_DATA LINES_
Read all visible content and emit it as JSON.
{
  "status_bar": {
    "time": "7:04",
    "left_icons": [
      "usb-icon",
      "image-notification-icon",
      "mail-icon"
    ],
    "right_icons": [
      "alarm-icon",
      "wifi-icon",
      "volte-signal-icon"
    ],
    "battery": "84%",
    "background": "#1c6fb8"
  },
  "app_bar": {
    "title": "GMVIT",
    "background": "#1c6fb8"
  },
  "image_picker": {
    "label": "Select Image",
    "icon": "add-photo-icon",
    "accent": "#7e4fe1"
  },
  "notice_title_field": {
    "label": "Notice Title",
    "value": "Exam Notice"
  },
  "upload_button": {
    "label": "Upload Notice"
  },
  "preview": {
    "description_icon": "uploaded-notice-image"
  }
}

_YOUR GOAL_
Your task is to give the records above again, exactly.

_ANSWER IN FULL_
Read all visible content and emit it as JSON.
{
  "status_bar": {
    "time": "7:04",
    "left_icons": [
      "usb-icon",
      "image-notification-icon",
      "mail-icon"
    ],
    "right_icons": [
      "alarm-icon",
      "wifi-icon",
      "volte-signal-icon"
    ],
    "battery": "84%",
    "background": "#1c6fb8"
  },
  "app_bar": {
    "title": "GMVIT",
    "background": "#1c6fb8"
  },
  "image_picker": {
    "label": "Select Image",
    "icon": "add-photo-icon",
    "accent": "#7e4fe1"
  },
  "notice_title_field": {
    "label": "Notice Title",
    "value": "Exam Notice"
  },
  "upload_button": {
    "label": "Upload Notice"
  },
  "preview": {
    "description_icon": "uploaded-notice-image"
  }
}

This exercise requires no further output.